▶ Instruction
How many lines of the entries below include the word "惊世骇俗"? Answer with the number alone.

▶ Given records
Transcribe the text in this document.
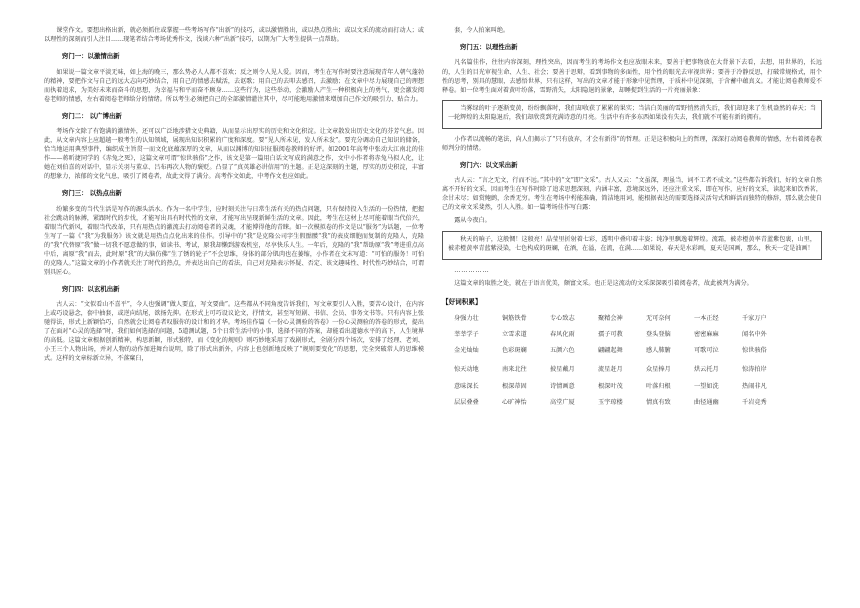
课堂作文。要想出格出新，就必须抓住或掌握一些考场写作“出新”的技巧，或以激情胜出，或以热点胜出；或以文采的流动而打动人；或以理性的深刻而引人注目……现笔者结合考场优秀作文，浅谈六种“出新”技巧，以期为广大考生提供一点帮助。

窍门一：以激情出新

如果说一篇文章平淡无味，如上海的晚三，那么势必人人都不喜欢；反之则令人见人爱。因而，考生在写作时要注意展现青年人朝气蓬勃的精神，要把作文与自己的远大志向巧妙结合，用自己的情感去赋活，去讴歌；用自己的去叩去感召，去激励；在文章中尽力展现自己的理想而执着追求，为美好未来而奋斗的思想，为幸福与和平而奋不顾身……这些行为，这些举动，会激励人产生一种积极向上的勇气，更会激发阅卷老师的情感，左右着阅卷老师给分的情绪。所以考生必须把自己的全部激情灌注其中，尽可能地用激情来增加自己作文的吸引力、贴合力。

窍门二： 以广博出新

考场作文除了有饱满的激情外，还可以广泛地涉猎文史典籍，从而显示出厚实的历史和文化积淀。让文章散发出历史文化的芬芳气息。因此，从文章内容上应超越一般考生的认知领域，展现出知识积累的广度和深度。要“见人所未见，发人所未发”。要充分调动自己知识的储备，恰当地运用典型事件，编织成主旨贯一而文化底蕴深厚的文章，从而以渊博的知识征服阅卷教师的好评。如2001年高考中张动大江南北的佳作——蒋昕捷同学的《赤兔之死》，这篇文章可谓“惊世骇俗”之作，该文是第一篇用白话文写成的满意之作，文中小作者将赤兔马拟人化，让她在刘伯喜的对话中，显示关羽与董卓、吕布再次人物的褒贬。凸显了“真英雄必讲信用”的主题。正是这深刻的主题，厚实的历史积淀，丰富的想象力，浓郁的文化气息，吸引了阅卷者，故此文得了满分。高考作文如此，中考作文也应如此。

窍门三： 以热点出新

纷繁多变的当代生活是写作的源头活水。作为一名中学生，应时刻关注与日常生活有关的热点问题，只有保持投入生活的一份热情，把握社会跳动的脉搏，紧跟时代的步伐，才能写出具有时代性的文章，才能写出呈现新鲜生活的文章。因此，考生在这材上尽可能着眼当代倍兴，着眼当代新风，着眼当代改革，只有用热点的激流去打动阅卷者的灵魂，才能博得他的青睐。如一次模拟卷的作文是以“服务”为话题，一位考生写了一篇《“我”为我服务》该文就是用热点点化出来的佳作。引导中的“我”是克隆公司字生假骷髅“我”的表皮细胞而复制的克隆人，克隆的“我”代替原“我”做一切我不愿意做的事，如读书、考试，原我却懒到游戏机室，尽享快乐人生。一年后，克隆的“我”帮助原“我”考进重点高中后，离原“我”而去，此时原“我”的大脑仿佛“生了锈的轮子”不会思维，身体的部分肌肉也在萎缩，小作者在文末写道：“可怕的服务！可怕的克隆人。”这篇文章的小作者就关注了时代的热点，并表达出自己的看法，自己对克隆表示怀疑、否定、该文趣味性、时代性巧妙结合，可谓别具匠心。

窍门四：以玄机出新

古人云：“文似看山不喜平”，今人也强调“做人要直，写文要曲”。这些都从不同角度告诉我们，写文章要引人入胜，要苦心设计，在内容上或巧设悬念，套中抽套，或逆向结尾，欲扬先抑。在形式上可巧设议论文，抒情文，甚至写短剧、书信、会员、事务文书等。只有内容上张驰得法，形式上新颖恰巧，自然就会让阅卷者叹服你的设计和的才华。考场佳作篇《一份心灵测验的答卷》一份心灵测验的答卷的形式，提出了在面对“心灵的选择”时，我们如何选择的问题，5道测试题，5个日常生活中的小事，选择不同的答案，却能看出道德水平的高下，人生境界的高低。这篇文章根据创新精神，构思新颖，形式独特，而《变化的规则》则巧妙地采用了戏剧形式，全剧分四个场次，安排了经理、老刘、小王三个人物出场，并对人物的动作加进舞台说明，除了形式出新外，内容上也创新地反映了“规则要变化”的思想，完全突破常人的思维模式。这样的文章标新立异，不落窠臼，

套，令人拍案叫绝。

窍门五：以理性出新

凡名篇佳作，往往内容深刻，理性突出，因而考生的考场作文也应放眼未来，要善于把事物放在大背景下去看，去想，用世界的，长远的，人生的目光审视生命、人生、社会；要善于思辩，看到事物的多面性，用个性的眼光去审视世界；要善于冷静反思，打破常规格式，用个性的思考，别具的慧眼，去感悟世界，只有这样，写出的文章才能于形象中见哲理，于质朴中见深刻，于含蓄中蕴真义。才能让阅卷教师爱不释卷。如一位考生面对着黄叶纷落，雪野消失，太阳隐退的景象，却睡捉到生活的一片亮丽景象：

当雾绿的叶子逐渐变黄，纷纷飘落时，我们却收获了累累的果实；当洁白美丽的雪野悄然消失后，我们却迎来了生机盎然的春天；当一轮辉煌的太阳隐退后，我们却欣赏到充满诗意的月亮。生活中有许多东西如果没有失去，我们就不可能有新的拥有。

小作者以流畅的笔法，向人们揭示了“只有放弃，才会有新得”的哲理。正是这积极向上的哲理，深深打动阅卷教师的情感，左右着阅卷教师判分的情绪。

窍门六：以文采出新

古人云：“言之无文，行而不远。”其中的“文”即“文采”。古人又云：“文虽深，理虽当，词不工者不成文。”这些都告诉我们，好的文章自然离不开好的文采，因而考生在写作时除了追求思想深刻，内涵丰富，意境深远外，还应注重文采，即在写作，应好的文采，读起来如饮香茗，余甘未尽；如赏鲍鹧，余香无穷。考生在考场中枵能准确，简洁地用词，能根据表达的需要选择灵活句式和鲜活而独特的修辞，那么就会使自己的文章文采斐然，引人入胜。如一篇考场佳作写白露：

露从今夜白。

秋天的晌子，这般惆！这般亮！晶莹里折射着七彩，透明中叠印着丰姿；纯净里飘逸着辉煌。流霜，被赤橙黄率青蓝紫包裹，山里，被赤橙黄率青蓝紫浸染，七色构成的斑斓，在酒，在溢，在流，在满……如果说，春天是水彩画，夏天是国画，那么，秋天一定是油画！

……………

这篇文章的取胜之处，就在于语言优美，颇富文采。也正是这流动的文采深深吸引着阅卷者，故此被判为满分。

【好词积累】
身强力壮	铜筋铁骨	专心致志	聚精会神	无可奈何	一本正经	千家万户
莘莘学子	立雪求道	春风化雨	孺子可教	登头登脑	密密麻麻	闻名中外
金光灿灿	色彩斑斓	五颜六色	翩翩起舞	感人肺腑	可歌可泣	惊世骇俗
惊天动地	南来北往	披星戴月	流星赶月	众星捧月	烘云托月	惊涛拍岸
意味深长	根深蒂固	诗情画意	根深叶茂	叶落归根	一望如洗	热闹非凡
层层叠叠	心旷神怡	高堂广厦	玉宇琼楼	情真有致	曲径通幽	千岩竞秀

▶ Full output
2